» RECORDS FOR PROCESSING:

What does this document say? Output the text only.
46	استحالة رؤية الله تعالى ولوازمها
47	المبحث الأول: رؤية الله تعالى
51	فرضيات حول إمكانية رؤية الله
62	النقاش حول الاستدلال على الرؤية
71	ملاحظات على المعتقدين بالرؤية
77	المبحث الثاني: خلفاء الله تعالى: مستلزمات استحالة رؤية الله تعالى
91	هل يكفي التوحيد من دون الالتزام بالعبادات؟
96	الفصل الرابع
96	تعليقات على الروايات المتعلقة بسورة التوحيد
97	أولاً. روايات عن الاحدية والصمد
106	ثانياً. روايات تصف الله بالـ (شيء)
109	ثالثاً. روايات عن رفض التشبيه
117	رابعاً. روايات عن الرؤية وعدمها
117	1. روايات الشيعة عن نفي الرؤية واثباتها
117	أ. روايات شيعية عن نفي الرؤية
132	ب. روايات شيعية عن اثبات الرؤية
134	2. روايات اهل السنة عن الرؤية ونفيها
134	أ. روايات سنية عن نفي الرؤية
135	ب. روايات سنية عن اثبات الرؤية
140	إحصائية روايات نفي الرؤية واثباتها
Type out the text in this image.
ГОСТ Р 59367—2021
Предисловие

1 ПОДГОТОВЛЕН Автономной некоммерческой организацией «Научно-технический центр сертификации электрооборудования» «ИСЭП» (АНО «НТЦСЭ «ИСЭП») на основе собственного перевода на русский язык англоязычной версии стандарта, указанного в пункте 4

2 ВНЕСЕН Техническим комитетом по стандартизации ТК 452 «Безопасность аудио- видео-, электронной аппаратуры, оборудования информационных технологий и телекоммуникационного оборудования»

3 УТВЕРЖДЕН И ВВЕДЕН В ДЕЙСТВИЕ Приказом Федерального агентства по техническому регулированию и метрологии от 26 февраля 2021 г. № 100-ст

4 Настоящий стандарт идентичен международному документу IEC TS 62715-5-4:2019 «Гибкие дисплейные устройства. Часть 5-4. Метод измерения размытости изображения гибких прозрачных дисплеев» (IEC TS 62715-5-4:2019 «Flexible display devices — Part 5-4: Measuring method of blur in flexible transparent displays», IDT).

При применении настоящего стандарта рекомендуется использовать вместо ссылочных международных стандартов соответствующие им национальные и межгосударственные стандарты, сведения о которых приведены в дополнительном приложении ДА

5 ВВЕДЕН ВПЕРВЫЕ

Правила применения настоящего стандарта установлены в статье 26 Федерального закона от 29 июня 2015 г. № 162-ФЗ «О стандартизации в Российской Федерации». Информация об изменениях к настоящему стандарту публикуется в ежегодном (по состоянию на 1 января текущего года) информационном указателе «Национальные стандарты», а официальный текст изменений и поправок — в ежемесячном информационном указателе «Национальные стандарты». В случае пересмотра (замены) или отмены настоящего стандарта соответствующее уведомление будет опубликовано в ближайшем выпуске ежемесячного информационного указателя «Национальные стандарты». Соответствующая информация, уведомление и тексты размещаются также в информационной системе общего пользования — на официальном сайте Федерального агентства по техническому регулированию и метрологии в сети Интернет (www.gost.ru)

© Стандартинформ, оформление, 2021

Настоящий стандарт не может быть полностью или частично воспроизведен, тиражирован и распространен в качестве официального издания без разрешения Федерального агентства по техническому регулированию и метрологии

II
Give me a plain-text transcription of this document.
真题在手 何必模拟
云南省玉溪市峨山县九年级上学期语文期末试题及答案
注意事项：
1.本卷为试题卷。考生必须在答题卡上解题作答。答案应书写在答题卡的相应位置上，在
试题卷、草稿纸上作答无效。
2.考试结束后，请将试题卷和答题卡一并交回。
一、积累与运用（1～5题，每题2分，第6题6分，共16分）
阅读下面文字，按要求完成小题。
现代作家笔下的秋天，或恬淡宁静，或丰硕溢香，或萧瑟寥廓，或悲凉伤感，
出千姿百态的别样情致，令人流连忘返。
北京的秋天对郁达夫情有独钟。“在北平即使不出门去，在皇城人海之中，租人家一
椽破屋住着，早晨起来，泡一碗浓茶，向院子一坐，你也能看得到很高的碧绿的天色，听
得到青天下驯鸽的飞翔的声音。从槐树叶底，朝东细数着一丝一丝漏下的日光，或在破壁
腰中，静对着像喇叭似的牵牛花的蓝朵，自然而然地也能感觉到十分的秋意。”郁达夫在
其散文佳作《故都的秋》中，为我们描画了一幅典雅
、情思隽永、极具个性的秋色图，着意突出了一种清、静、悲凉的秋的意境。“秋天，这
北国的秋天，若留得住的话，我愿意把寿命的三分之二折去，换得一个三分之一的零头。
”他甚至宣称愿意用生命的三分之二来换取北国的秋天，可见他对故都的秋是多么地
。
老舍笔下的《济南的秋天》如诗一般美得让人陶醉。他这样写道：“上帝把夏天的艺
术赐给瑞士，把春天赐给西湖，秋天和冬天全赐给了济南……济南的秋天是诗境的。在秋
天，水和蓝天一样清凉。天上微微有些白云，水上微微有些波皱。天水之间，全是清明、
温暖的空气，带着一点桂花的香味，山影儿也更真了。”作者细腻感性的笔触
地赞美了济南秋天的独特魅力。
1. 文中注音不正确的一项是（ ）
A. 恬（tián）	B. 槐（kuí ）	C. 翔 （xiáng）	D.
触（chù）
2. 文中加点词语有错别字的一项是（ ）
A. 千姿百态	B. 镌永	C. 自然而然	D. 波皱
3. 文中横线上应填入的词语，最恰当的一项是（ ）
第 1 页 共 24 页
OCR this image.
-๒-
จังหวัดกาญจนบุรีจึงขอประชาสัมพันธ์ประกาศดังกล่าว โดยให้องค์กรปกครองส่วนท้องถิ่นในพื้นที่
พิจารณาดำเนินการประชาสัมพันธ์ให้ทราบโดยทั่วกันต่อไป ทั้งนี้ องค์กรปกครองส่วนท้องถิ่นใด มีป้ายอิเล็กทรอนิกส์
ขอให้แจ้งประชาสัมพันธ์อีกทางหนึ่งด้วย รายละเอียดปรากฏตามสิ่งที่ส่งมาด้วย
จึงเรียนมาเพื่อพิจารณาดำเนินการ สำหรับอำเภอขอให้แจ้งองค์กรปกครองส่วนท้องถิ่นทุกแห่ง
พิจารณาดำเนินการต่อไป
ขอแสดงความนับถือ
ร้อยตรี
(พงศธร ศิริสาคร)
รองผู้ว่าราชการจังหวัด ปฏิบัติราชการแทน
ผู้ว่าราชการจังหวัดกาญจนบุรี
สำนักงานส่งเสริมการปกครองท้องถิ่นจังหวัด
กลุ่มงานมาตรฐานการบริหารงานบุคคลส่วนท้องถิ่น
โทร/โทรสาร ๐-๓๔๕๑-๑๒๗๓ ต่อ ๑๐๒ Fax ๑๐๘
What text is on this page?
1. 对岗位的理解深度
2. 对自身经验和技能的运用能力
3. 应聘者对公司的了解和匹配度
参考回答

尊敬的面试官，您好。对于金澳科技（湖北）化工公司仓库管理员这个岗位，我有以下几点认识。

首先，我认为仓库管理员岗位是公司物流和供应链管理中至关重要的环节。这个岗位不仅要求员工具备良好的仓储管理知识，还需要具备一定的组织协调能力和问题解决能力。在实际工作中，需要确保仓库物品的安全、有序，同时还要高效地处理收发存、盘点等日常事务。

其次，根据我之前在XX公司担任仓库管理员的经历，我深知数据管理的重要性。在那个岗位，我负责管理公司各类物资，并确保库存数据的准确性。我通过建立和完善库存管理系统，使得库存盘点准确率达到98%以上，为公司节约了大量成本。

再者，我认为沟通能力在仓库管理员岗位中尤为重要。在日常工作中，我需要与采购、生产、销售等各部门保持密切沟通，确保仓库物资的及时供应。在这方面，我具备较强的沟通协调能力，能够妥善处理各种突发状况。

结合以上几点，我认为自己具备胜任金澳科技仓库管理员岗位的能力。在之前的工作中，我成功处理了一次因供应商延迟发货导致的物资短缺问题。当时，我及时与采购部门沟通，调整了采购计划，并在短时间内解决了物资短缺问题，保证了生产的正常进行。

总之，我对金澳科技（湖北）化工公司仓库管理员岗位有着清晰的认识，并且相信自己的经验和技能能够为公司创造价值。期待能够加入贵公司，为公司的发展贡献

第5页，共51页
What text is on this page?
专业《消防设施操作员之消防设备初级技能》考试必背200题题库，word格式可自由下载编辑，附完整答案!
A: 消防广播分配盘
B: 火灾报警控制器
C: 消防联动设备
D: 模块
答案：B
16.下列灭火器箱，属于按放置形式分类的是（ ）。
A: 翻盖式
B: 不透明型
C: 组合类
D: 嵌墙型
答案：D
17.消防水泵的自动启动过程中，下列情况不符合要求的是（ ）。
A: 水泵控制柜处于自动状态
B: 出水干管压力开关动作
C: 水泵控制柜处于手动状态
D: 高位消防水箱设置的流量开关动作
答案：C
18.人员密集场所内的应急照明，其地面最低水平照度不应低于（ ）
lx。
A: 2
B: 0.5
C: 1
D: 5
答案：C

» AIM OF THE EXERCISE: In the lines above, locate the string "تعالى". Copy every line where it occurs.

» TASK SOLUTION:
46	استحالة رؤية الله تعالى ولوازمها
47	المبحث الأول: رؤية الله تعالى
77	المبحث الثاني: خلفاء الله تعالى: مستلزمات استحالة رؤية الله تعالى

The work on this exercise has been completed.